Records that describe figures:
──────────────────────────────

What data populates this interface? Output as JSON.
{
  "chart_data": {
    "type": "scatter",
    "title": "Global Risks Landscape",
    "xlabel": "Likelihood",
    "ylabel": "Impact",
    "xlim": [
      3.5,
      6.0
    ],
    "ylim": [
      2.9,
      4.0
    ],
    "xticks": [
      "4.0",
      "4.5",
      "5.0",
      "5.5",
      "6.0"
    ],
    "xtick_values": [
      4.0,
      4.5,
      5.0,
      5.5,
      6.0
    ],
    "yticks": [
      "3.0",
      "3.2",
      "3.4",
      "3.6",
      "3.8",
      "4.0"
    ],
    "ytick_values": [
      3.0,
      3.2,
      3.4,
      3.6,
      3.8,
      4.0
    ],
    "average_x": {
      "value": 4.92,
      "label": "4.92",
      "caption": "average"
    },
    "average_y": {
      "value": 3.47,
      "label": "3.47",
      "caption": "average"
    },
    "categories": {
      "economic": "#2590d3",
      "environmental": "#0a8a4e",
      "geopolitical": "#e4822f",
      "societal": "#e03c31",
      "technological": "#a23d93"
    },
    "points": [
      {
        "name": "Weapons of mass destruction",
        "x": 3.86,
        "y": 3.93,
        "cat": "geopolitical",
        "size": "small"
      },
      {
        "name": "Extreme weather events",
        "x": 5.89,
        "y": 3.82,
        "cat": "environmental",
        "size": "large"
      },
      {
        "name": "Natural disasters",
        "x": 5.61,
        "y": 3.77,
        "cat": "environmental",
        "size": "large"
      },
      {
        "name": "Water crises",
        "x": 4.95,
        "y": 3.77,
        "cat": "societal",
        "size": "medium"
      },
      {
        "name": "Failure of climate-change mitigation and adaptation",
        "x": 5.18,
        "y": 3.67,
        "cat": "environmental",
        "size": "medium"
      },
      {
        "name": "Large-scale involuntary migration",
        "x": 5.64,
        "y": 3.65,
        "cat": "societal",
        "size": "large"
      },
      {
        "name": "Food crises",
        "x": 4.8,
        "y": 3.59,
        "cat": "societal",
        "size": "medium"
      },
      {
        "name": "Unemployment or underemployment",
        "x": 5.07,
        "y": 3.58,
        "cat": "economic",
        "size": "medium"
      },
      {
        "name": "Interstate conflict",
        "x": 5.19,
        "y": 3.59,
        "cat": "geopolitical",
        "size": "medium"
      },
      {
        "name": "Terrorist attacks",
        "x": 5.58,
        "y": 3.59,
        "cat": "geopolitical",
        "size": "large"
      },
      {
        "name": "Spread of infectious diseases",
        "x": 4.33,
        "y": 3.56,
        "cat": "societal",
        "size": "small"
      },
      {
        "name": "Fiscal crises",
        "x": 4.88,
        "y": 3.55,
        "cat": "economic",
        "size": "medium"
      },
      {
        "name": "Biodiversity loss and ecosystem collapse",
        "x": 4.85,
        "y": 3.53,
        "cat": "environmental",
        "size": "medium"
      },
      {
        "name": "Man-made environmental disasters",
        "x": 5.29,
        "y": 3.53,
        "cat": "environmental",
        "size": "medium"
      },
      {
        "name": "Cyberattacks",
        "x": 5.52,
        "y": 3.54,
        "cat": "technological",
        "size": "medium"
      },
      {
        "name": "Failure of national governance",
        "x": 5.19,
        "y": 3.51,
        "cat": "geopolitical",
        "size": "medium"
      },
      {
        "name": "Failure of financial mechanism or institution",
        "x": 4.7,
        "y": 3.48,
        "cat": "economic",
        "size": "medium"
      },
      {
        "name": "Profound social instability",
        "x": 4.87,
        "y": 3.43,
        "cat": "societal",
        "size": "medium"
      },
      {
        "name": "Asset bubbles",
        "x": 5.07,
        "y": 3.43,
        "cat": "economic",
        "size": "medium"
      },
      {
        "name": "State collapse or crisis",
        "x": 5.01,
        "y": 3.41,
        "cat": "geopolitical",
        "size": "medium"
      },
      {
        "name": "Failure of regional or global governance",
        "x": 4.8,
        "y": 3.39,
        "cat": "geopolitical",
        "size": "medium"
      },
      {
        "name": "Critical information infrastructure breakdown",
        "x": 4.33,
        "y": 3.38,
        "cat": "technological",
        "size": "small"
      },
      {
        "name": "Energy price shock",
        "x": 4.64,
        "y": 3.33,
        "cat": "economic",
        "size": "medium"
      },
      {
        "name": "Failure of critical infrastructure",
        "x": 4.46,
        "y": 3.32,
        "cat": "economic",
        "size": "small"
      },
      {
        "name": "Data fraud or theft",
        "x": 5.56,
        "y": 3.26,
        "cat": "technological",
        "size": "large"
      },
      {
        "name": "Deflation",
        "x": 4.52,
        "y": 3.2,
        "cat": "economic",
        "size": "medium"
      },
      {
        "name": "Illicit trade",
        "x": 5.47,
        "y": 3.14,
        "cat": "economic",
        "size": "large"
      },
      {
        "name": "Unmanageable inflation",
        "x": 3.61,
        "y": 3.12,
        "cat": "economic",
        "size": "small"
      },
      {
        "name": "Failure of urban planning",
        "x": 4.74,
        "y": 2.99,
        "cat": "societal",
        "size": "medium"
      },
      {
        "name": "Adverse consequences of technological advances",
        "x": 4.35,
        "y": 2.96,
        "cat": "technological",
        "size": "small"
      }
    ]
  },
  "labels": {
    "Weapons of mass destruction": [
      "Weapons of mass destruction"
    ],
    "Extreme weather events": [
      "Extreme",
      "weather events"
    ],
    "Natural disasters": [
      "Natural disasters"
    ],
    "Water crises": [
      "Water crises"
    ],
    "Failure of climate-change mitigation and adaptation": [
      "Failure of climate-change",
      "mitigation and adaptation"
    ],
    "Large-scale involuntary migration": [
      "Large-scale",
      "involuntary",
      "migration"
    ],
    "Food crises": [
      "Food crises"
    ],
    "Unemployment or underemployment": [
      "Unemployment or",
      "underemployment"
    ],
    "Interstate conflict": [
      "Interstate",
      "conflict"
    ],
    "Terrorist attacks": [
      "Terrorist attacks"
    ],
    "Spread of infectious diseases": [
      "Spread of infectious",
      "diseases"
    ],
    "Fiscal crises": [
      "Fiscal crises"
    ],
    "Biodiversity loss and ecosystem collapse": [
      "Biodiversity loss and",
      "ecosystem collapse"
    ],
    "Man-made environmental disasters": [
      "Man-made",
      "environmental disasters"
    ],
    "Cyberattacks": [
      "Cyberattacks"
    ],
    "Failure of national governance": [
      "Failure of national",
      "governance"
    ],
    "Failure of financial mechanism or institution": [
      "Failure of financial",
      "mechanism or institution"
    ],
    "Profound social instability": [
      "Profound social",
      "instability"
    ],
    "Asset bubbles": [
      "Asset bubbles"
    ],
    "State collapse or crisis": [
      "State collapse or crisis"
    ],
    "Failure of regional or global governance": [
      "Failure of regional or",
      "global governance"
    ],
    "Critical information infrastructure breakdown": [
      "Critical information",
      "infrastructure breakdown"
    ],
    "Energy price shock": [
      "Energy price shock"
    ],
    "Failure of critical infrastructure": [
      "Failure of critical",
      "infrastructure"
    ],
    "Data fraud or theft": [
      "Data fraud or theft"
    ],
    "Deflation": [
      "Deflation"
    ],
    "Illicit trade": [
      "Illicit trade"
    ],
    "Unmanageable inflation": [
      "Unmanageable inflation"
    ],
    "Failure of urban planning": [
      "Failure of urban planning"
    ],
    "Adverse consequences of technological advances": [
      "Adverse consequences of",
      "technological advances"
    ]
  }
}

──────────────────────────────

> Exercise objective
Return all of the entries word for word.

> Expected output
What data populates this interface? Output as JSON.
{
  "chart_data": {
    "type": "scatter",
    "title": "Global Risks Landscape",
    "xlabel": "Likelihood",
    "ylabel": "Impact",
    "xlim": [
      3.5,
      6.0
    ],
    "ylim": [
      2.9,
      4.0
    ],
    "xticks": [
      "4.0",
      "4.5",
      "5.0",
      "5.5",
      "6.0"
    ],
    "xtick_values": [
      4.0,
      4.5,
      5.0,
      5.5,
      6.0
    ],
    "yticks": [
      "3.0",
      "3.2",
      "3.4",
      "3.6",
      "3.8",
      "4.0"
    ],
    "ytick_values": [
      3.0,
      3.2,
      3.4,
      3.6,
      3.8,
      4.0
    ],
    "average_x": {
      "value": 4.92,
      "label": "4.92",
      "caption": "average"
    },
    "average_y": {
      "value": 3.47,
      "label": "3.47",
      "caption": "average"
    },
    "categories": {
      "economic": "#2590d3",
      "environmental": "#0a8a4e",
      "geopolitical": "#e4822f",
      "societal": "#e03c31",
      "technological": "#a23d93"
    },
    "points": [
      {
        "name": "Weapons of mass destruction",
        "x": 3.86,
        "y": 3.93,
        "cat": "geopolitical",
        "size": "small"
      },
      {
        "name": "Extreme weather events",
        "x": 5.89,
        "y": 3.82,
        "cat": "environmental",
        "size": "large"
      },
      {
        "name": "Natural disasters",
        "x": 5.61,
        "y": 3.77,
        "cat": "environmental",
        "size": "large"
      },
      {
        "name": "Water crises",
        "x": 4.95,
        "y": 3.77,
        "cat": "societal",
        "size": "medium"
      },
      {
        "name": "Failure of climate-change mitigation and adaptation",
        "x": 5.18,
        "y": 3.67,
        "cat": "environmental",
        "size": "medium"
      },
      {
        "name": "Large-scale involuntary migration",
        "x": 5.64,
        "y": 3.65,
        "cat": "societal",
        "size": "large"
      },
      {
        "name": "Food crises",
        "x": 4.8,
        "y": 3.59,
        "cat": "societal",
        "size": "medium"
      },
      {
        "name": "Unemployment or underemployment",
        "x": 5.07,
        "y": 3.58,
        "cat": "economic",
        "size": "medium"
      },
      {
        "name": "Interstate conflict",
        "x": 5.19,
        "y": 3.59,
        "cat": "geopolitical",
        "size": "medium"
      },
      {
        "name": "Terrorist attacks",
        "x": 5.58,
        "y": 3.59,
        "cat": "geopolitical",
        "size": "large"
      },
      {
        "name": "Spread of infectious diseases",
        "x": 4.33,
        "y": 3.56,
        "cat": "societal",
        "size": "small"
      },
      {
        "name": "Fiscal crises",
        "x": 4.88,
        "y": 3.55,
        "cat": "economic",
        "size": "medium"
      },
      {
        "name": "Biodiversity loss and ecosystem collapse",
        "x": 4.85,
        "y": 3.53,
        "cat": "environmental",
        "size": "medium"
      },
      {
        "name": "Man-made environmental disasters",
        "x": 5.29,
        "y": 3.53,
        "cat": "environmental",
        "size": "medium"
      },
      {
        "name": "Cyberattacks",
        "x": 5.52,
        "y": 3.54,
        "cat": "technological",
        "size": "medium"
      },
      {
        "name": "Failure of national governance",
        "x": 5.19,
        "y": 3.51,
        "cat": "geopolitical",
        "size": "medium"
      },
      {
        "name": "Failure of financial mechanism or institution",
        "x": 4.7,
        "y": 3.48,
        "cat": "economic",
        "size": "medium"
      },
      {
        "name": "Profound social instability",
        "x": 4.87,
        "y": 3.43,
        "cat": "societal",
        "size": "medium"
      },
      {
        "name": "Asset bubbles",
        "x": 5.07,
        "y": 3.43,
        "cat": "economic",
        "size": "medium"
      },
      {
        "name": "State collapse or crisis",
        "x": 5.01,
        "y": 3.41,
        "cat": "geopolitical",
        "size": "medium"
      },
      {
        "name": "Failure of regional or global governance",
        "x": 4.8,
        "y": 3.39,
        "cat": "geopolitical",
        "size": "medium"
      },
      {
        "name": "Critical information infrastructure breakdown",
        "x": 4.33,
        "y": 3.38,
        "cat": "technological",
        "size": "small"
      },
      {
        "name": "Energy price shock",
        "x": 4.64,
        "y": 3.33,
        "cat": "economic",
        "size": "medium"
      },
      {
        "name": "Failure of critical infrastructure",
        "x": 4.46,
        "y": 3.32,
        "cat": "economic",
        "size": "small"
      },
      {
        "name": "Data fraud or theft",
        "x": 5.56,
        "y": 3.26,
        "cat": "technological",
        "size": "large"
      },
      {
        "name": "Deflation",
        "x": 4.52,
        "y": 3.2,
        "cat": "economic",
        "size": "medium"
      },
      {
        "name": "Illicit trade",
        "x": 5.47,
        "y": 3.14,
        "cat": "economic",
        "size": "large"
      },
      {
        "name": "Unmanageable inflation",
        "x": 3.61,
        "y": 3.12,
        "cat": "economic",
        "size": "small"
      },
      {
        "name": "Failure of urban planning",
        "x": 4.74,
        "y": 2.99,
        "cat": "societal",
        "size": "medium"
      },
      {
        "name": "Adverse consequences of technological advances",
        "x": 4.35,
        "y": 2.96,
        "cat": "technological",
        "size": "small"
      }
    ]
  },
  "labels": {
    "Weapons of mass destruction": [
      "Weapons of mass destruction"
    ],
    "Extreme weather events": [
      "Extreme",
      "weather events"
    ],
    "Natural disasters": [
      "Natural disasters"
    ],
    "Water crises": [
      "Water crises"
    ],
    "Failure of climate-change mitigation and adaptation": [
      "Failure of climate-change",
      "mitigation and adaptation"
    ],
    "Large-scale involuntary migration": [
      "Large-scale",
      "involuntary",
      "migration"
    ],
    "Food crises": [
      "Food crises"
    ],
    "Unemployment or underemployment": [
      "Unemployment or",
      "underemployment"
    ],
    "Interstate conflict": [
      "Interstate",
      "conflict"
    ],
    "Terrorist attacks": [
      "Terrorist attacks"
    ],
    "Spread of infectious diseases": [
      "Spread of infectious",
      "diseases"
    ],
    "Fiscal crises": [
      "Fiscal crises"
    ],
    "Biodiversity loss and ecosystem collapse": [
      "Biodiversity loss and",
      "ecosystem collapse"
    ],
    "Man-made environmental disasters": [
      "Man-made",
      "environmental disasters"
    ],
    "Cyberattacks": [
      "Cyberattacks"
    ],
    "Failure of national governance": [
      "Failure of national",
      "governance"
    ],
    "Failure of financial mechanism or institution": [
      "Failure of financial",
      "mechanism or institution"
    ],
    "Profound social instability": [
      "Profound social",
      "instability"
    ],
    "Asset bubbles": [
      "Asset bubbles"
    ],
    "State collapse or crisis": [
      "State collapse or crisis"
    ],
    "Failure of regional or global governance": [
      "Failure of regional or",
      "global governance"
    ],
    "Critical information infrastructure breakdown": [
      "Critical information",
      "infrastructure breakdown"
    ],
    "Energy price shock": [
      "Energy price shock"
    ],
    "Failure of critical infrastructure": [
      "Failure of critical",
      "infrastructure"
    ],
    "Data fraud or theft": [
      "Data fraud or theft"
    ],
    "Deflation": [
      "Deflation"
    ],
    "Illicit trade": [
      "Illicit trade"
    ],
    "Unmanageable inflation": [
      "Unmanageable inflation"
    ],
    "Failure of urban planning": [
      "Failure of urban planning"
    ],
    "Adverse consequences of technological advances": [
      "Adverse consequences of",
      "technological advances"
    ]
  }
}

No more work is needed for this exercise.